> **AIM OF THE TASK**
Could you write out the records below exactly as they appear, leaving out any pictures?

Extracted records
┄┄┄┄┄┄┄┄┄┄

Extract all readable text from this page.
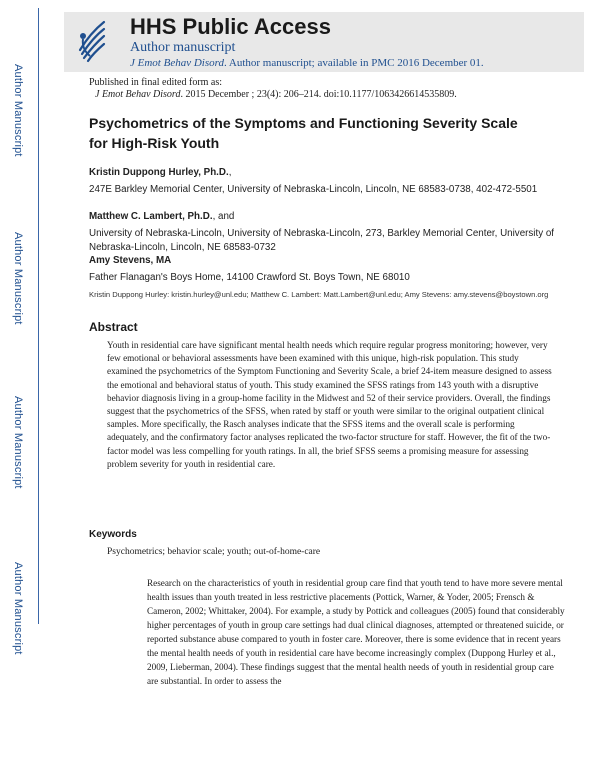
Author Manuscript
Author Manuscript
Author Manuscript
Author Manuscript
HHS Public Access
Author manuscript
J Emot Behav Disord. Author manuscript; available in PMC 2016 December 01.
Published in final edited form as:
J Emot Behav Disord. 2015 December ; 23(4): 206–214. doi:10.1177/1063426614535809.
Psychometrics of the Symptoms and Functioning Severity Scale for High-Risk Youth
Kristin Duppong Hurley, Ph.D.,
247E Barkley Memorial Center, University of Nebraska-Lincoln, Lincoln, NE 68583-0738, 402-472-5501
Matthew C. Lambert, Ph.D., and
University of Nebraska-Lincoln, University of Nebraska-Lincoln, 273, Barkley Memorial Center, University of Nebraska-Lincoln, Lincoln, NE 68583-0732
Amy Stevens, MA
Father Flanagan's Boys Home, 14100 Crawford St. Boys Town, NE 68010
Kristin Duppong Hurley: kristin.hurley@unl.edu; Matthew C. Lambert: Matt.Lambert@unl.edu; Amy Stevens: amy.stevens@boystown.org
Abstract
Youth in residential care have significant mental health needs which require regular progress monitoring; however, very few emotional or behavioral assessments have been examined with this unique, high-risk population. This study examined the psychometrics of the Symptom Functioning and Severity Scale, a brief 24-item measure designed to assess the emotional and behavioral status of youth. This study examined the SFSS ratings from 143 youth with a disruptive behavior diagnosis living in a group-home facility in the Midwest and 52 of their service providers. Overall, the findings suggest that the psychometrics of the SFSS, when rated by staff or youth were similar to the original outpatient clinical samples. More specifically, the Rasch analyses indicate that the SFSS items and the overall scale is performing adequately, and the confirmatory factor analyses replicated the two-factor structure for staff. However, the fit of the two-factor model was less compelling for youth ratings. In all, the brief SFSS seems a promising measure for assessing problem severity for youth in residential care.
Keywords
Psychometrics; behavior scale; youth; out-of-home-care
Research on the characteristics of youth in residential group care find that youth tend to have more severe mental health issues than youth treated in less restrictive placements (Pottick, Warner, & Yoder, 2005; Frensch & Cameron, 2002; Whittaker, 2004). For example, a study by Pottick and colleagues (2005) found that considerably higher percentages of youth in group care settings had dual clinical diagnoses, attempted or threatened suicide, or reported substance abuse compared to youth in foster care. Moreover, there is some evidence that in recent years the mental health needs of youth in residential care have become increasingly complex (Duppong Hurley et al., 2009, Lieberman, 2004). These findings suggest that the mental health needs of youth in residential group care are substantial. In order to assess the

┄┄┄┄┄┄┄┄┄┄

> **THE RESPONSE**
Extract all readable text from this page.
Author Manuscript
Author Manuscript
Author Manuscript
Author Manuscript
HHS Public Access
Author manuscript
J Emot Behav Disord. Author manuscript; available in PMC 2016 December 01.
Published in final edited form as:
J Emot Behav Disord. 2015 December ; 23(4): 206–214. doi:10.1177/1063426614535809.
Psychometrics of the Symptoms and Functioning Severity Scale for High-Risk Youth
Kristin Duppong Hurley, Ph.D.,
247E Barkley Memorial Center, University of Nebraska-Lincoln, Lincoln, NE 68583-0738, 402-472-5501
Matthew C. Lambert, Ph.D., and
University of Nebraska-Lincoln, University of Nebraska-Lincoln, 273, Barkley Memorial Center, University of Nebraska-Lincoln, Lincoln, NE 68583-0732
Amy Stevens, MA
Father Flanagan's Boys Home, 14100 Crawford St. Boys Town, NE 68010
Kristin Duppong Hurley: kristin.hurley@unl.edu; Matthew C. Lambert: Matt.Lambert@unl.edu; Amy Stevens: amy.stevens@boystown.org
Abstract
Youth in residential care have significant mental health needs which require regular progress monitoring; however, very few emotional or behavioral assessments have been examined with this unique, high-risk population. This study examined the psychometrics of the Symptom Functioning and Severity Scale, a brief 24-item measure designed to assess the emotional and behavioral status of youth. This study examined the SFSS ratings from 143 youth with a disruptive behavior diagnosis living in a group-home facility in the Midwest and 52 of their service providers. Overall, the findings suggest that the psychometrics of the SFSS, when rated by staff or youth were similar to the original outpatient clinical samples. More specifically, the Rasch analyses indicate that the SFSS items and the overall scale is performing adequately, and the confirmatory factor analyses replicated the two-factor structure for staff. However, the fit of the two-factor model was less compelling for youth ratings. In all, the brief SFSS seems a promising measure for assessing problem severity for youth in residential care.
Keywords
Psychometrics; behavior scale; youth; out-of-home-care
Research on the characteristics of youth in residential group care find that youth tend to have more severe mental health issues than youth treated in less restrictive placements (Pottick, Warner, & Yoder, 2005; Frensch & Cameron, 2002; Whittaker, 2004). For example, a study by Pottick and colleagues (2005) found that considerably higher percentages of youth in group care settings had dual clinical diagnoses, attempted or threatened suicide, or reported substance abuse compared to youth in foster care. Moreover, there is some evidence that in recent years the mental health needs of youth in residential care have become increasingly complex (Duppong Hurley et al., 2009, Lieberman, 2004). These findings suggest that the mental health needs of youth in residential group care are substantial. In order to assess the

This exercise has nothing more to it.